DATASET CONTENT:
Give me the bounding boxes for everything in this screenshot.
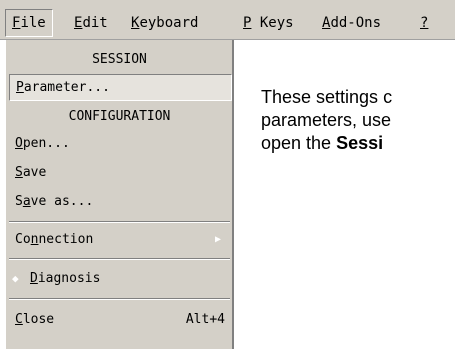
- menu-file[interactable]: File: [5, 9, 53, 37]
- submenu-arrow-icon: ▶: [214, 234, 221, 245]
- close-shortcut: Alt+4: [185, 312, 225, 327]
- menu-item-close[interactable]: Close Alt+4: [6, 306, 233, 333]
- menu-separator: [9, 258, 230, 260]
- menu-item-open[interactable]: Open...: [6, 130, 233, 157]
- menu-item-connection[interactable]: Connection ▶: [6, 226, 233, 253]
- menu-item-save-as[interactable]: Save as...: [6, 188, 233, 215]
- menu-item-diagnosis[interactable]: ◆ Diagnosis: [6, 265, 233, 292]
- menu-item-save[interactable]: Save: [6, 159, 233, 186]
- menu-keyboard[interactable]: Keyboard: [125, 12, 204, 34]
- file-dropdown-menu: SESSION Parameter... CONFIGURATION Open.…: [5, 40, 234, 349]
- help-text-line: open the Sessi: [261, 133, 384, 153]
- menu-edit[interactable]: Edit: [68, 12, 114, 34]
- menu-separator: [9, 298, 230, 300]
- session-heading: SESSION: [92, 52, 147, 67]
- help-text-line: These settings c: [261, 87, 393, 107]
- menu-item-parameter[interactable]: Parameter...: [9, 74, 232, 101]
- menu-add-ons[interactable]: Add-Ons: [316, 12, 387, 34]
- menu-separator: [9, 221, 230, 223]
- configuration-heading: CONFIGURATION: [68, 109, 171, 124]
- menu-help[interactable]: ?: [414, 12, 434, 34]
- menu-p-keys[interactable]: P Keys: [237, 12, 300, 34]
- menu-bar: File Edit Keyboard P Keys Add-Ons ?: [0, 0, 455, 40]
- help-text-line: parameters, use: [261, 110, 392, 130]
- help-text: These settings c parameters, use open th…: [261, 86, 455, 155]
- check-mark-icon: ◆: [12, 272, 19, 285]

...

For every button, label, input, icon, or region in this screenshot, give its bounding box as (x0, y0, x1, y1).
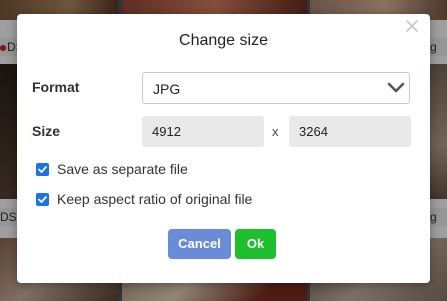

EXERCISE: Copy out everything from the line containing "Give me the" down to the line containing "- menu-separator: [9, 221, 230, 223]", both included, leaving the pictures out.

CORRECT RESPONSE:
Give me the bounding boxes for everything in this screenshot.
- menu-file[interactable]: File: [5, 9, 53, 37]
- submenu-arrow-icon: ▶: [214, 234, 221, 245]
- close-shortcut: Alt+4: [185, 312, 225, 327]
- menu-item-close[interactable]: Close Alt+4: [6, 306, 233, 333]
- menu-separator: [9, 258, 230, 260]
- menu-item-open[interactable]: Open...: [6, 130, 233, 157]
- menu-item-connection[interactable]: Connection ▶: [6, 226, 233, 253]
- menu-item-save-as[interactable]: Save as...: [6, 188, 233, 215]
- menu-item-diagnosis[interactable]: ◆ Diagnosis: [6, 265, 233, 292]
- menu-item-save[interactable]: Save: [6, 159, 233, 186]
- menu-keyboard[interactable]: Keyboard: [125, 12, 204, 34]
- file-dropdown-menu: SESSION Parameter... CONFIGURATION Open.…: [5, 40, 234, 349]
- help-text-line: open the Sessi: [261, 133, 384, 153]
- menu-edit[interactable]: Edit: [68, 12, 114, 34]
- menu-separator: [9, 298, 230, 300]
- session-heading: SESSION: [92, 52, 147, 67]
- help-text-line: These settings c: [261, 87, 393, 107]
- menu-item-parameter[interactable]: Parameter...: [9, 74, 232, 101]
- menu-add-ons[interactable]: Add-Ons: [316, 12, 387, 34]
- menu-separator: [9, 221, 230, 223]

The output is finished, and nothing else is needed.